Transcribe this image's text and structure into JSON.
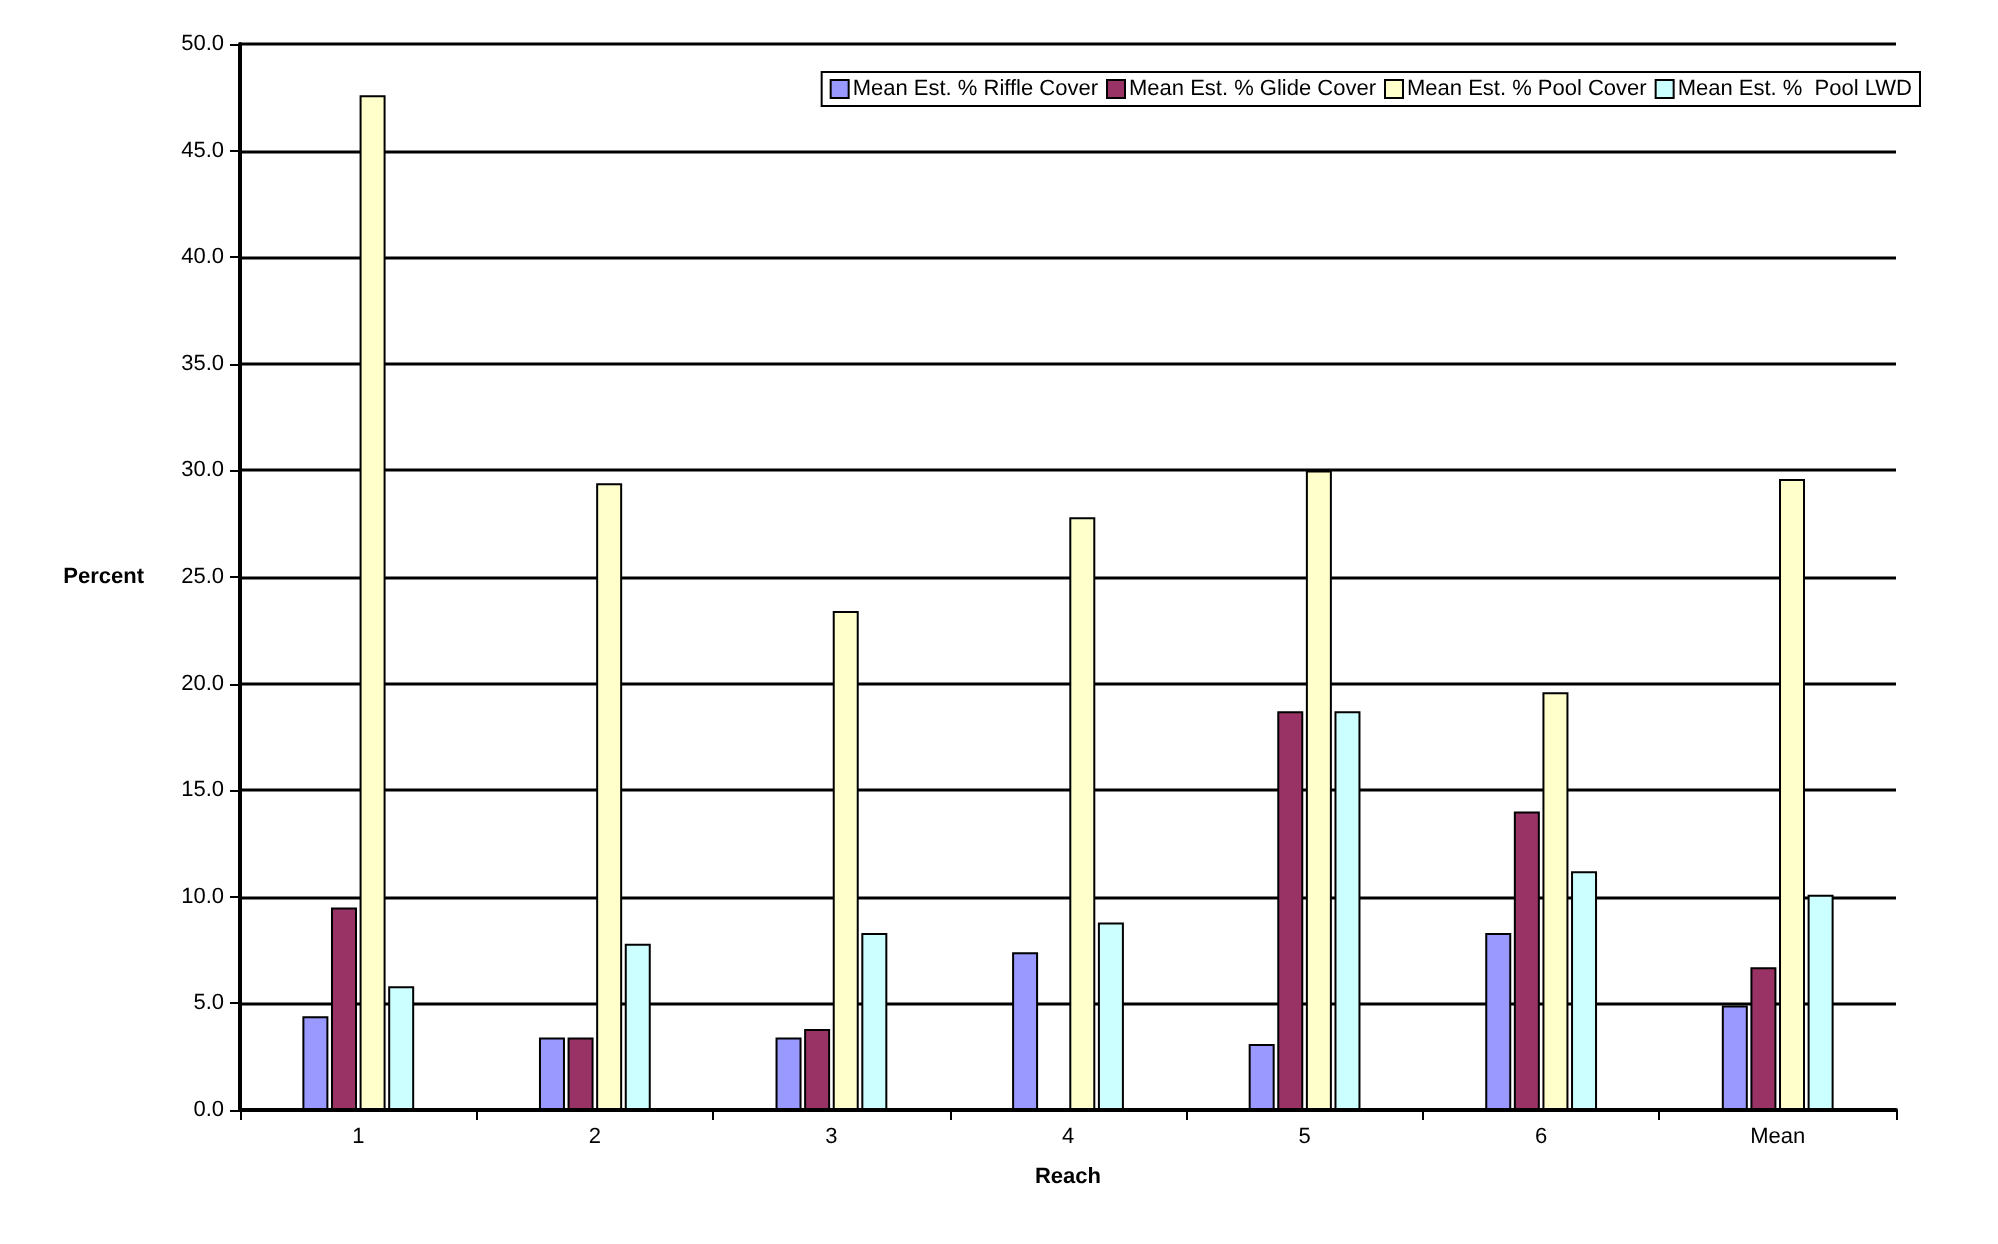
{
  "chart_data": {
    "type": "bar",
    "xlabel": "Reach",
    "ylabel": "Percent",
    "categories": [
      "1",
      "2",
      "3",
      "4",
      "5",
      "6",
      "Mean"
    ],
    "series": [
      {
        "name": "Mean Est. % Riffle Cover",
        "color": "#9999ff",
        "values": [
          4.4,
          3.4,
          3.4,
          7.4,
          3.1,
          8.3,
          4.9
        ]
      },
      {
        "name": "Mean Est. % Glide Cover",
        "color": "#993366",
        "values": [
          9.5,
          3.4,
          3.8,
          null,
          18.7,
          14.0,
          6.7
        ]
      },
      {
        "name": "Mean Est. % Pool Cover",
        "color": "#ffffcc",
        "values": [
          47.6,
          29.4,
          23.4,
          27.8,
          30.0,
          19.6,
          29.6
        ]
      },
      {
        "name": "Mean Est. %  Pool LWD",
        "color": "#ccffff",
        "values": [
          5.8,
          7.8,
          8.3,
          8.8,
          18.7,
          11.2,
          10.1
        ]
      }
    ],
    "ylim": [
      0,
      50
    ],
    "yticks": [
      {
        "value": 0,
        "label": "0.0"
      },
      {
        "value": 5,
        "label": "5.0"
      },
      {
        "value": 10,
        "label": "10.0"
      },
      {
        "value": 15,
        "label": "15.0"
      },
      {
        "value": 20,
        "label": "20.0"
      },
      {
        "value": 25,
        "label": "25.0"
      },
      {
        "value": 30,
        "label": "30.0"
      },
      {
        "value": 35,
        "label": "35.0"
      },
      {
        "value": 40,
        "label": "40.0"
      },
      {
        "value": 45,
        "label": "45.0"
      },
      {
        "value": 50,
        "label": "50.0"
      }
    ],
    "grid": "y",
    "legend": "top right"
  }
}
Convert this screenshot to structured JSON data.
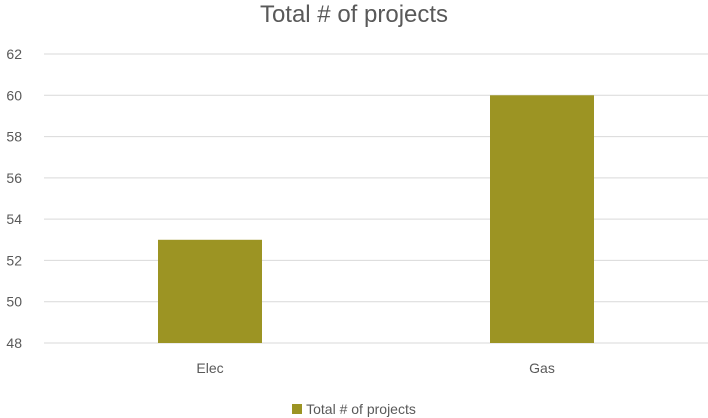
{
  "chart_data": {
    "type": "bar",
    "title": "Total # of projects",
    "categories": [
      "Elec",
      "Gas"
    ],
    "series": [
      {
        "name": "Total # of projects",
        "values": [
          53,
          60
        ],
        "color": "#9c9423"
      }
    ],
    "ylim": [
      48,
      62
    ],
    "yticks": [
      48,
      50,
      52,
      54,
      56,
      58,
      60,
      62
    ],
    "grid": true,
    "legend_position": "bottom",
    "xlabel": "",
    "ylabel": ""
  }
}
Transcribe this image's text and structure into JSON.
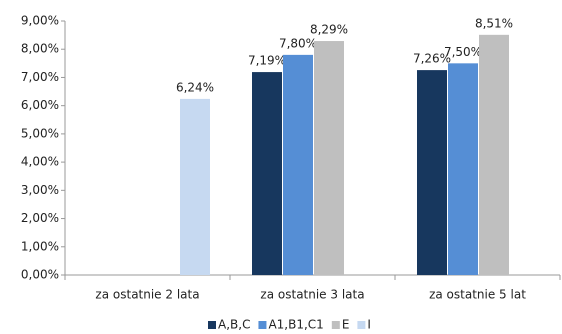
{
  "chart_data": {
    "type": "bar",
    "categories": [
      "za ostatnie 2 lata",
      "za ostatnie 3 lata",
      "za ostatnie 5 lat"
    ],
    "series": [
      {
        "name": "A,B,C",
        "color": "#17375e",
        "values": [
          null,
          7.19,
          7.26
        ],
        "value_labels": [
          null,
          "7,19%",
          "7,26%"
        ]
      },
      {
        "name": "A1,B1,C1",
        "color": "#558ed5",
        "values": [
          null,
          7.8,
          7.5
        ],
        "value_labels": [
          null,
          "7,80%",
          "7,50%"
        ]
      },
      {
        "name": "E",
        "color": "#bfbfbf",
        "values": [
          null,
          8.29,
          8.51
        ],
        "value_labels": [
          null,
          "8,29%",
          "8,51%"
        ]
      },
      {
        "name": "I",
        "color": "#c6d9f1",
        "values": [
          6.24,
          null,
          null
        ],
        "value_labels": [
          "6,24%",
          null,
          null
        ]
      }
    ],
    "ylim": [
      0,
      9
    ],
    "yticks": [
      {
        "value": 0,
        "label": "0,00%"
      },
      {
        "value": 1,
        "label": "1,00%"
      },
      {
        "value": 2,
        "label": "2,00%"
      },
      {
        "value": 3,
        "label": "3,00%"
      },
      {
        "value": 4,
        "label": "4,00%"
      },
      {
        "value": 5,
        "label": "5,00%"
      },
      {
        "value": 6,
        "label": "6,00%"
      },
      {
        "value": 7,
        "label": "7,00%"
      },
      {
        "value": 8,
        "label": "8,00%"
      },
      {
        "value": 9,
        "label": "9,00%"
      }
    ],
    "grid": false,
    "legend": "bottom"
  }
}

● ● ●

**PROBLEM DETAILS:** Write the material out again exactly as it appears, dropping the pictures.

**ANSWER BELOW:**
Transcribe this image's text and structure into JSON.
{
  "chart_data": {
    "type": "bar",
    "xlabel": "Reach",
    "ylabel": "Percent",
    "categories": [
      "1",
      "2",
      "3",
      "4",
      "5",
      "6",
      "Mean"
    ],
    "series": [
      {
        "name": "Mean Est. % Riffle Cover",
        "color": "#9999ff",
        "values": [
          4.4,
          3.4,
          3.4,
          7.4,
          3.1,
          8.3,
          4.9
        ]
      },
      {
        "name": "Mean Est. % Glide Cover",
        "color": "#993366",
        "values": [
          9.5,
          3.4,
          3.8,
          null,
          18.7,
          14.0,
          6.7
        ]
      },
      {
        "name": "Mean Est. % Pool Cover",
        "color": "#ffffcc",
        "values": [
          47.6,
          29.4,
          23.4,
          27.8,
          30.0,
          19.6,
          29.6
        ]
      },
      {
        "name": "Mean Est. %  Pool LWD",
        "color": "#ccffff",
        "values": [
          5.8,
          7.8,
          8.3,
          8.8,
          18.7,
          11.2,
          10.1
        ]
      }
    ],
    "ylim": [
      0,
      50
    ],
    "yticks": [
      {
        "value": 0,
        "label": "0.0"
      },
      {
        "value": 5,
        "label": "5.0"
      },
      {
        "value": 10,
        "label": "10.0"
      },
      {
        "value": 15,
        "label": "15.0"
      },
      {
        "value": 20,
        "label": "20.0"
      },
      {
        "value": 25,
        "label": "25.0"
      },
      {
        "value": 30,
        "label": "30.0"
      },
      {
        "value": 35,
        "label": "35.0"
      },
      {
        "value": 40,
        "label": "40.0"
      },
      {
        "value": 45,
        "label": "45.0"
      },
      {
        "value": 50,
        "label": "50.0"
      }
    ],
    "grid": "y",
    "legend": "top right"
  }
}
Convert this screenshot to structured JSON data.
{
  "chart_data": {
    "type": "bar",
    "title": "Total # of projects",
    "categories": [
      "Elec",
      "Gas"
    ],
    "series": [
      {
        "name": "Total # of projects",
        "values": [
          53,
          60
        ],
        "color": "#9c9423"
      }
    ],
    "ylim": [
      48,
      62
    ],
    "yticks": [
      48,
      50,
      52,
      54,
      56,
      58,
      60,
      62
    ],
    "grid": true,
    "legend_position": "bottom",
    "xlabel": "",
    "ylabel": ""
  }
}
Transcribe this image's text and structure into JSON.
{
  "chart_data": {
    "type": "bar",
    "categories": [
      "za ostatnie 2 lata",
      "za ostatnie 3 lata",
      "za ostatnie 5 lat"
    ],
    "series": [
      {
        "name": "A,B,C",
        "color": "#17375e",
        "values": [
          null,
          7.19,
          7.26
        ],
        "value_labels": [
          null,
          "7,19%",
          "7,26%"
        ]
      },
      {
        "name": "A1,B1,C1",
        "color": "#558ed5",
        "values": [
          null,
          7.8,
          7.5
        ],
        "value_labels": [
          null,
          "7,80%",
          "7,50%"
        ]
      },
      {
        "name": "E",
        "color": "#bfbfbf",
        "values": [
          null,
          8.29,
          8.51
        ],
        "value_labels": [
          null,
          "8,29%",
          "8,51%"
        ]
      },
      {
        "name": "I",
        "color": "#c6d9f1",
        "values": [
          6.24,
          null,
          null
        ],
        "value_labels": [
          "6,24%",
          null,
          null
        ]
      }
    ],
    "ylim": [
      0,
      9
    ],
    "yticks": [
      {
        "value": 0,
        "label": "0,00%"
      },
      {
        "value": 1,
        "label": "1,00%"
      },
      {
        "value": 2,
        "label": "2,00%"
      },
      {
        "value": 3,
        "label": "3,00%"
      },
      {
        "value": 4,
        "label": "4,00%"
      },
      {
        "value": 5,
        "label": "5,00%"
      },
      {
        "value": 6,
        "label": "6,00%"
      },
      {
        "value": 7,
        "label": "7,00%"
      },
      {
        "value": 8,
        "label": "8,00%"
      },
      {
        "value": 9,
        "label": "9,00%"
      }
    ],
    "grid": false,
    "legend": "bottom"
  }
}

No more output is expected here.